Tasks to perform ->
**a)** Reproduce the passage on the split between SIP and web technologies word for word.
**b)** In the listing, take everything from the line containing "panel-c-slab xyxy=(205,354,233,366)" down to the line containing "panel-c-point xyxy=(177,289,184,297)". Return only those lines with "atom" swapped for "lattice-atom" and nothing else altered.

Passage provided ->
:::
This resulted - in essence - a rift between telecommunications technologies and web technologies. Both had their own protocol stacks, their own sets of products and services, and so on. HTTP has its own set of load balancers, and SIP has different products which provide load balancing for it. SIP applications have their techniques for HA, and HTTP applications have theirs.
This rift has created two significant problems. First, it has become increasingly difficult for SIP-based applications to be deployed into modern cloud platforms, which are focused on web-based applications, not SIP-based. SIP-based applications are often deployed to VM or bare metal servers. It is difficult to implement HA, scale, security, and so on in these environments. The second (and related) problem is that SIP has not been able to take advantage of the significant innovations that have taken place for building modern, large scale, reliable web applications. SIP application providers must build their own load balancing, HA, failover, clustering, security, and scaling technologies, rather than using the capabilities of these cloud platforms. SIP apps are nearly impossible to run on Kubernetes; they cannot be built ontop of lambdas; they cannot sit behind global HTTP load balancers; they dont use OAuth for authorization - and so on.
:::
Supplied information ->

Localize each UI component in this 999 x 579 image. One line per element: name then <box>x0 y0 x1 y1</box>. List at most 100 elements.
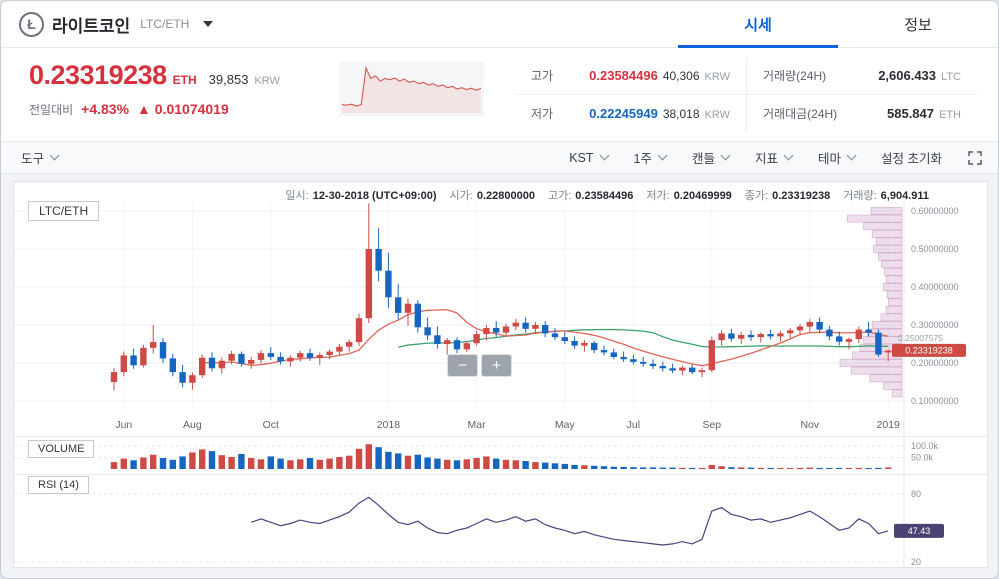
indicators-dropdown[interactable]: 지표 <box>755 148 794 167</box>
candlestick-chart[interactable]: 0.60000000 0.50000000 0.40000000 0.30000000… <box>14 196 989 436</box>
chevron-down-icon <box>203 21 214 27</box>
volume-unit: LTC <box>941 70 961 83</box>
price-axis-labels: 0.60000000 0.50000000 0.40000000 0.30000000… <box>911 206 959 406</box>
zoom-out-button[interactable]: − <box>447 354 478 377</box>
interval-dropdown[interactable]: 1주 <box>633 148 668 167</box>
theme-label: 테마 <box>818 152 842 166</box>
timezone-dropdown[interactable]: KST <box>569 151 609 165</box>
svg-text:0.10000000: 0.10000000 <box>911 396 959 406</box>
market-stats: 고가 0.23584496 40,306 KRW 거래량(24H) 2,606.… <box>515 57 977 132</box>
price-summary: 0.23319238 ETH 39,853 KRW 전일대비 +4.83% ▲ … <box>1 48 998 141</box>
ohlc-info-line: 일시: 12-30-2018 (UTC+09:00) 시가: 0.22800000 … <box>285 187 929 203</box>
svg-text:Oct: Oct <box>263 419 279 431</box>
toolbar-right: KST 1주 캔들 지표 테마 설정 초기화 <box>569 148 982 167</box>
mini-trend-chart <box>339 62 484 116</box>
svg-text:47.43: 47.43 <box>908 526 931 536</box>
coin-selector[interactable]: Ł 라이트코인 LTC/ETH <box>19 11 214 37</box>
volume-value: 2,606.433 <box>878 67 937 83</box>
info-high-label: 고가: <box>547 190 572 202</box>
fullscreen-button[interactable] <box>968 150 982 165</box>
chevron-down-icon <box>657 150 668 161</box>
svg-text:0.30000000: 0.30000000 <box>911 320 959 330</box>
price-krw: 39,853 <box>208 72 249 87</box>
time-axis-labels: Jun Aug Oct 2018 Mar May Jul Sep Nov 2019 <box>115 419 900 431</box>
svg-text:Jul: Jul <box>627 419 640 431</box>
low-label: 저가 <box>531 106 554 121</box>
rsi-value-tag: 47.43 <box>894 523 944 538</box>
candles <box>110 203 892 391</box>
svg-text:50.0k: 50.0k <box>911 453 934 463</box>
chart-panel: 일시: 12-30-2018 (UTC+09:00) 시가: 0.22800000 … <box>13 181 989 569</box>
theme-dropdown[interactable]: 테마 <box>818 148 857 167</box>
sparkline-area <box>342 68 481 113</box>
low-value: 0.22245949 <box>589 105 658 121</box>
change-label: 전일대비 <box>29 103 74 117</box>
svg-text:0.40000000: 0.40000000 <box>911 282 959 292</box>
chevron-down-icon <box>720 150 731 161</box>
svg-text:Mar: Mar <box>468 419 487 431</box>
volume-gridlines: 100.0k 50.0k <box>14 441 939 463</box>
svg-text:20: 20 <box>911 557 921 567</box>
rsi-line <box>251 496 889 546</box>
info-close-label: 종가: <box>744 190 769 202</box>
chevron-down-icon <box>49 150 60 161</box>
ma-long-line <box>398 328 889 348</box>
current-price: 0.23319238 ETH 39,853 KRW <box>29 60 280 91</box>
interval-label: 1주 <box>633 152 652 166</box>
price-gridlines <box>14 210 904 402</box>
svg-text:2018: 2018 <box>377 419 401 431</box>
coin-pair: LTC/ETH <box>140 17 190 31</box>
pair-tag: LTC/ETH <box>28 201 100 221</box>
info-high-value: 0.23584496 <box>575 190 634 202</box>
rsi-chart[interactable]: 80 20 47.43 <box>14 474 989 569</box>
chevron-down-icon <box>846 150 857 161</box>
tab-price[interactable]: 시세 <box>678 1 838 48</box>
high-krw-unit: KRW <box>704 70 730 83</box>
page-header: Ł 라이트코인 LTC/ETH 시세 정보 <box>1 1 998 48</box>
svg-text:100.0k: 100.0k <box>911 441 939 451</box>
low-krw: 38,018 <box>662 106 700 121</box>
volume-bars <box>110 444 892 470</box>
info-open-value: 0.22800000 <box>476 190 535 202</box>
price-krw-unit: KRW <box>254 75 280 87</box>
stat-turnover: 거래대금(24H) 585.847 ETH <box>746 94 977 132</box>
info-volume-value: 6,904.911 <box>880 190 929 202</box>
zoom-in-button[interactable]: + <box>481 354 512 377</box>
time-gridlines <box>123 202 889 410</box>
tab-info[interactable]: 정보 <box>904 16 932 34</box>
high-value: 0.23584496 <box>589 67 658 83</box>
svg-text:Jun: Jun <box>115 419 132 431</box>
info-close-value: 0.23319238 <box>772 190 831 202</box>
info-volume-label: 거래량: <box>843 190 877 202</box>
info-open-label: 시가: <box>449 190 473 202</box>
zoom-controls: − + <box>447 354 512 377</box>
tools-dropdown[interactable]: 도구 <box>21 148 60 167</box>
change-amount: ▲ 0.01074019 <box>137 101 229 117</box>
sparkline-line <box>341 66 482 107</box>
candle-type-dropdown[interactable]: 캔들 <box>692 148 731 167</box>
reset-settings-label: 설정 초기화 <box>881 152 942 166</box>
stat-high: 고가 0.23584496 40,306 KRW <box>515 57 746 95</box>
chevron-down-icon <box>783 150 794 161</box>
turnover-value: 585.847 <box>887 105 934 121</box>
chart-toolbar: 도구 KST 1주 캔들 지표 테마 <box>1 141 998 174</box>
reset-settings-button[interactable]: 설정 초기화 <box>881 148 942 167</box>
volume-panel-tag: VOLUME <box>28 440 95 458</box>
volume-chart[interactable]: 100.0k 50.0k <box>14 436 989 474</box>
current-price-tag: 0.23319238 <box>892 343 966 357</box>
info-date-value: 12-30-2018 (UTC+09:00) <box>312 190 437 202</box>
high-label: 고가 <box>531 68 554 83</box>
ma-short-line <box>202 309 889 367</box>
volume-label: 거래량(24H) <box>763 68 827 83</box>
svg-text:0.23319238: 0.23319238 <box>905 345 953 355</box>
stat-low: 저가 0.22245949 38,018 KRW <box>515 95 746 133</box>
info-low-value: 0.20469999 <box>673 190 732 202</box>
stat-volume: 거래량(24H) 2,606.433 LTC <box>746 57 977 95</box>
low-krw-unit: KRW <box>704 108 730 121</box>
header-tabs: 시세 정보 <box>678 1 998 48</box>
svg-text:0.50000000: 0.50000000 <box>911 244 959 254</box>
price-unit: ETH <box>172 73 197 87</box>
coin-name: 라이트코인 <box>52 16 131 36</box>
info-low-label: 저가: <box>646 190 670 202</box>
:::
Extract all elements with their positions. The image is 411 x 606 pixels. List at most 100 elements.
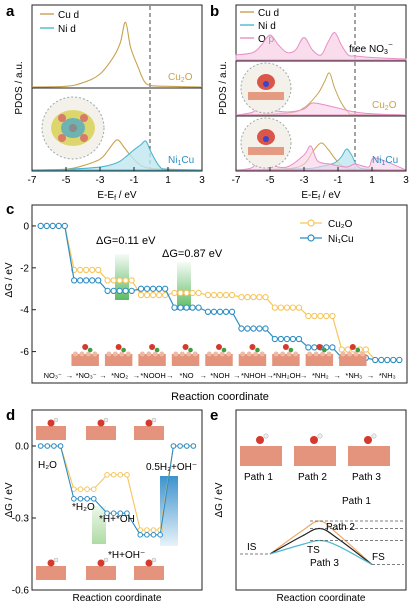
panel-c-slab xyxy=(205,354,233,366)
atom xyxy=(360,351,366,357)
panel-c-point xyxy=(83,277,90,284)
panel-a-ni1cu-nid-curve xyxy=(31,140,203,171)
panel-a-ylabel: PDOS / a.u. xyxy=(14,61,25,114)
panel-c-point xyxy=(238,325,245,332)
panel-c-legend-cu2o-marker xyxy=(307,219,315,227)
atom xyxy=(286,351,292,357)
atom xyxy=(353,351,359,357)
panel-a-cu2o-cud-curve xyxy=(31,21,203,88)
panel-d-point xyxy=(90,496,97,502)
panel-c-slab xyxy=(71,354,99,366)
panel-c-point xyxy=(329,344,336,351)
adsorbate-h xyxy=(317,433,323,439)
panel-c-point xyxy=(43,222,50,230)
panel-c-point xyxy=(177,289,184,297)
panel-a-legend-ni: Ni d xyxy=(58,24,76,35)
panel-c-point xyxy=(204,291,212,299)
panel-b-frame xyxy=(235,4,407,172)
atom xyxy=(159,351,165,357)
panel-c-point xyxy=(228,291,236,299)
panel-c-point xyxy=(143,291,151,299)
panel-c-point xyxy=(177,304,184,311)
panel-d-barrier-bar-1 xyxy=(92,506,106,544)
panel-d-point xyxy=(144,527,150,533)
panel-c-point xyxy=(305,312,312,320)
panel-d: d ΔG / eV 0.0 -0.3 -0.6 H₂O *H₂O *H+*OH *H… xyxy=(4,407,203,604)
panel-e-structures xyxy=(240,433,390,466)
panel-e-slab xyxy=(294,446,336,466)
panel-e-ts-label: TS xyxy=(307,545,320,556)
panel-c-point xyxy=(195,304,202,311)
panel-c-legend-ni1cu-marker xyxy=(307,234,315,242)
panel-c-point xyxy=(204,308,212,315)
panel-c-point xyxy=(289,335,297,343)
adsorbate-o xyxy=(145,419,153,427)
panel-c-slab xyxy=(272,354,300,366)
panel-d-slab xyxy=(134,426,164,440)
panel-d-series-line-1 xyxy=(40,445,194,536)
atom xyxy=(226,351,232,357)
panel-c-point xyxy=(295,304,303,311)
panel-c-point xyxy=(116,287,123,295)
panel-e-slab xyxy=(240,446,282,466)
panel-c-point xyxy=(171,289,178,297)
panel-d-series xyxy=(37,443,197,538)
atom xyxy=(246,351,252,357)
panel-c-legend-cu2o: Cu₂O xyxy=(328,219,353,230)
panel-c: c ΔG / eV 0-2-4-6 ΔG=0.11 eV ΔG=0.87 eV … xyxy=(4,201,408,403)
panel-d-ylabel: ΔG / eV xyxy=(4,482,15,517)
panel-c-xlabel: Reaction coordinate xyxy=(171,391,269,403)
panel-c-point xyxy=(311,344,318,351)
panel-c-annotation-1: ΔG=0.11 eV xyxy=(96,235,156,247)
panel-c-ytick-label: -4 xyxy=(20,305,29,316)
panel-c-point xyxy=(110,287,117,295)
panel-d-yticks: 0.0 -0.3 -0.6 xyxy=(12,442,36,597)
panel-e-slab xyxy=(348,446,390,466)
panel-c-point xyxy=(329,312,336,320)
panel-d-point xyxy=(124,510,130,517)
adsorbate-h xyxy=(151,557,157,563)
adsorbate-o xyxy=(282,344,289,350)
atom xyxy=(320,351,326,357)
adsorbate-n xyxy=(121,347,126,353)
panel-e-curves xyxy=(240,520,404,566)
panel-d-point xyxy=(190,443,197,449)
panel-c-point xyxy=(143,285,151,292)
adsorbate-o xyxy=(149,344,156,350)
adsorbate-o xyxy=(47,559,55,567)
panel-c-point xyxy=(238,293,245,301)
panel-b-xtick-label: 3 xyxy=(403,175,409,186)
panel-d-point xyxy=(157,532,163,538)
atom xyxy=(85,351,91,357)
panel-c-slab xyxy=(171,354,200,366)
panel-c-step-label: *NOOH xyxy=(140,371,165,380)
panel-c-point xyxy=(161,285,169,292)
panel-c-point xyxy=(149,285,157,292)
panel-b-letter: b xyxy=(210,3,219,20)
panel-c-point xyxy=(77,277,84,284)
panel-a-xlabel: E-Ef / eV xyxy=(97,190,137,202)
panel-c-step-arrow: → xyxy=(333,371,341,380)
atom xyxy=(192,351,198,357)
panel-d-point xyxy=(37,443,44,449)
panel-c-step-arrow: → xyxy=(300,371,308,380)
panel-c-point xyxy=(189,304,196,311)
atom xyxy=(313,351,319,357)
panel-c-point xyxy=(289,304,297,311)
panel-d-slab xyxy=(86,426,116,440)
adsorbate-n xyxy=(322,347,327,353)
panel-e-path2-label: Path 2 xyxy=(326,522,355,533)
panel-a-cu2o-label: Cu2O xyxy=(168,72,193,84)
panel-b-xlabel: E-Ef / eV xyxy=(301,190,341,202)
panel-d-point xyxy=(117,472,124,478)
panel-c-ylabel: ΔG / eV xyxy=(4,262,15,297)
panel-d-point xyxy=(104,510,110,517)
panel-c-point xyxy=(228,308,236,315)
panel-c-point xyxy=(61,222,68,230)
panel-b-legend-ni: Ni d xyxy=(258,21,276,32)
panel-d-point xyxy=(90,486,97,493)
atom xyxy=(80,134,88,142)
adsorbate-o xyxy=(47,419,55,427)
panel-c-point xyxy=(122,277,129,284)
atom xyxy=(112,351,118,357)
:::
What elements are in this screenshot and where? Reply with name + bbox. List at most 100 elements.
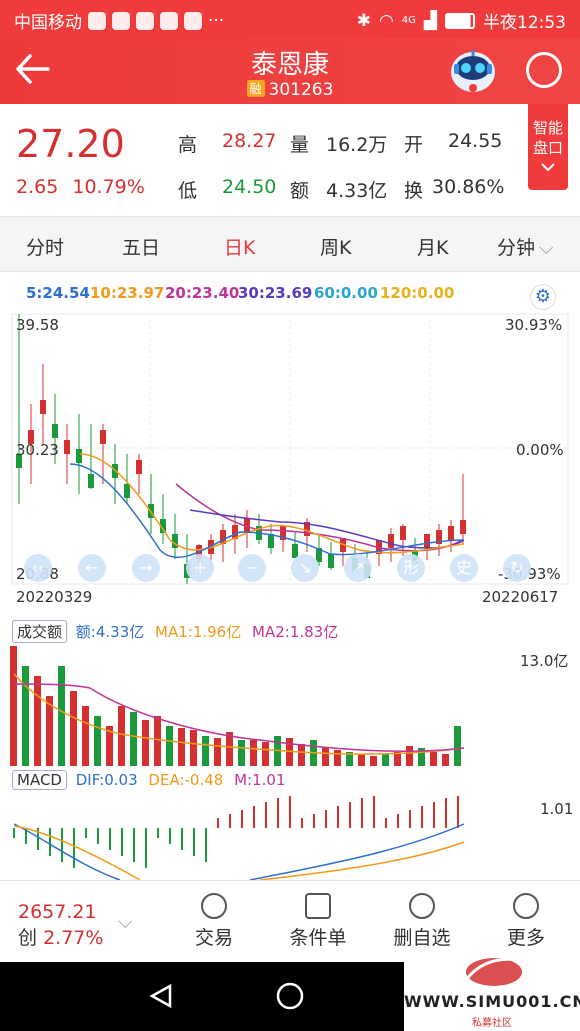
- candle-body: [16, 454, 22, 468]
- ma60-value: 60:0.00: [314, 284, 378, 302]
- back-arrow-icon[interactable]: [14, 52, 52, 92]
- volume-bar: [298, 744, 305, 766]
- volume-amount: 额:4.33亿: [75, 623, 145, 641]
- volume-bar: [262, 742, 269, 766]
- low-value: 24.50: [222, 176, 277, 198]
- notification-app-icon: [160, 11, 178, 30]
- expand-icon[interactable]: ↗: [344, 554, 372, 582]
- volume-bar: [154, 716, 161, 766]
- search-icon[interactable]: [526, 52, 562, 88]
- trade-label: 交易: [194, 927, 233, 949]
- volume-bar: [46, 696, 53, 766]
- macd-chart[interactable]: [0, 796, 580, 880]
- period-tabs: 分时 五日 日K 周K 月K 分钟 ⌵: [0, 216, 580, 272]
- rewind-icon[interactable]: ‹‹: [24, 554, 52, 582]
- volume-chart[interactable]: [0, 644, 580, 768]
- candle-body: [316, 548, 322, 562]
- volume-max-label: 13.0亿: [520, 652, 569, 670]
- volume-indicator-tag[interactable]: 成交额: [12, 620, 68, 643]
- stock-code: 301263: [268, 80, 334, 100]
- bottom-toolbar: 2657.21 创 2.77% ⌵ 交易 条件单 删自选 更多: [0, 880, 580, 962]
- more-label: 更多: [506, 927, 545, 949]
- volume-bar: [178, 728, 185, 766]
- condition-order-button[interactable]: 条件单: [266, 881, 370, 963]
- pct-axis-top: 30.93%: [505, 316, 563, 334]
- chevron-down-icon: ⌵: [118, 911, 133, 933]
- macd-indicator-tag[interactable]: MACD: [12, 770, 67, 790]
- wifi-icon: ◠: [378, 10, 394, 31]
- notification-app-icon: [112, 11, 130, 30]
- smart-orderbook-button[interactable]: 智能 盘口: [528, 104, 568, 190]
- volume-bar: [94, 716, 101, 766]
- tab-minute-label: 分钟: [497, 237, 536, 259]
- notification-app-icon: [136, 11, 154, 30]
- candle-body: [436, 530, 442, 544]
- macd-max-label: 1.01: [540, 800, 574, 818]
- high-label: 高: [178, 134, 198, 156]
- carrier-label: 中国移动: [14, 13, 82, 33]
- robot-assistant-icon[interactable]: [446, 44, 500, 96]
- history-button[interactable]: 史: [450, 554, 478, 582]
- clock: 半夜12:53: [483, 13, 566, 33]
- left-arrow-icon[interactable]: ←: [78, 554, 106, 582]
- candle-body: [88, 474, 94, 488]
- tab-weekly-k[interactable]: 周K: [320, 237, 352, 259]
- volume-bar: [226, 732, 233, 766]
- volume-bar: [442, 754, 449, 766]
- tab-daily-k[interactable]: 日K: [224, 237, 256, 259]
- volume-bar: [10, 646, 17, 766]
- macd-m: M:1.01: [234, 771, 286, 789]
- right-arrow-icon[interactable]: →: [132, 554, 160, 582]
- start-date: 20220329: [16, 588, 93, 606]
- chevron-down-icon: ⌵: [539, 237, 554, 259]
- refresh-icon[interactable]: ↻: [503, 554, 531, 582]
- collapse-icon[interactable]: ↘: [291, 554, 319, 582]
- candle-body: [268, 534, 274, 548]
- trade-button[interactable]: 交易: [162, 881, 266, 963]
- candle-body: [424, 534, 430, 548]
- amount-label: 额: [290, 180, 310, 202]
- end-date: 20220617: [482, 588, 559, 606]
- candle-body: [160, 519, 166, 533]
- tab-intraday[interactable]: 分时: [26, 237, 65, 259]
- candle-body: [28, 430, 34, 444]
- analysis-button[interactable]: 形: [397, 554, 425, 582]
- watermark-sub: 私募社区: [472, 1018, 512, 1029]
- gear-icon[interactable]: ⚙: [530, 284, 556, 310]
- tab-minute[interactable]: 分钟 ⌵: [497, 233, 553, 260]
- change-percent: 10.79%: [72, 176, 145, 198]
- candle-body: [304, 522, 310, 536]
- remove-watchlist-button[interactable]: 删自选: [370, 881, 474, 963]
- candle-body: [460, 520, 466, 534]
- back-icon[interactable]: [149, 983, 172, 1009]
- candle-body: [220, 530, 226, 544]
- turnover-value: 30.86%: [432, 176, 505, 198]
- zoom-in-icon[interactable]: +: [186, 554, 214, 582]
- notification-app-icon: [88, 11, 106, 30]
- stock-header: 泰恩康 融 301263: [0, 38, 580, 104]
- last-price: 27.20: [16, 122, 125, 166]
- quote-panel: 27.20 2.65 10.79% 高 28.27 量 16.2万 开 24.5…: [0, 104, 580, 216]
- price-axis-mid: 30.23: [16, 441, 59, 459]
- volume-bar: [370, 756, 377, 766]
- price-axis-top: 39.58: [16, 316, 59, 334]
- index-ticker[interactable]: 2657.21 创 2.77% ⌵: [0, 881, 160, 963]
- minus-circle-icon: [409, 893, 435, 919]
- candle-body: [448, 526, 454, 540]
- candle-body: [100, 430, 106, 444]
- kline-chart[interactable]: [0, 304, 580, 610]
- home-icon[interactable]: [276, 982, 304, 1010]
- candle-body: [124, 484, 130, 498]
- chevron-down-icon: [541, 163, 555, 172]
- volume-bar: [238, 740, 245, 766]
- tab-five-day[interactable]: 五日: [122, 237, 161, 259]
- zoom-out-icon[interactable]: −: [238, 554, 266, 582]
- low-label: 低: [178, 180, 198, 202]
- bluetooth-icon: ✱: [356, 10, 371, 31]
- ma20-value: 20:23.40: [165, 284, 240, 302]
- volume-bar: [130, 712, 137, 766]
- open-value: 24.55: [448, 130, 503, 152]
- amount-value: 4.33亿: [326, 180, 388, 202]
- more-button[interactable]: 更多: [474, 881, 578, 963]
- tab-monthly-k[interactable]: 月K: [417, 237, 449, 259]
:::
Final results ->
**a)**
This resulted - in essence - a rift between telecommunications technologies and web technologies. Both had their own protocol stacks, their own sets of products and services, and so on. HTTP has its own set of load balancers, and SIP has different products which provide load balancing for it. SIP applications have their techniques for HA, and HTTP applications have theirs.
This rift has created two significant problems. First, it has become increasingly difficult for SIP-based applications to be deployed into modern cloud platforms, which are focused on web-based applications, not SIP-based. SIP-based applications are often deployed to VM or bare metal servers. It is difficult to implement HA, scale, security, and so on in these environments. The second (and related) problem is that SIP has not been able to take advantage of the significant innovations that have taken place for building modern, large scale, reliable web applications. SIP application providers must build their own load balancing, HA, failover, clustering, security, and scaling technologies, rather than using the capabilities of these cloud platforms. SIP apps are nearly impossible to run on Kubernetes; they cannot be built ontop of lambdas; they cannot sit behind global HTTP load balancers; they dont use OAuth for authorization - and so on.

**b)**
panel-c-slab xyxy=(205,354,233,366)
lattice-atom xyxy=(360,351,366,357)
panel-c-point xyxy=(83,277,90,284)
panel-a-ni1cu-nid-curve xyxy=(31,140,203,171)
panel-a-ylabel: PDOS / a.u. xyxy=(14,61,25,114)
panel-c-point xyxy=(238,325,245,332)
panel-c-legend-cu2o-marker xyxy=(307,219,315,227)
lattice-atom xyxy=(286,351,292,357)
lattice-atom xyxy=(353,351,359,357)
panel-a-cu2o-cud-curve xyxy=(31,21,203,88)
panel-d-point xyxy=(90,496,97,502)
panel-c-slab xyxy=(71,354,99,366)
panel-c-point xyxy=(329,344,336,351)
adsorbate-h xyxy=(317,433,323,439)
panel-c-point xyxy=(43,222,50,230)
panel-c-point xyxy=(177,289,184,297)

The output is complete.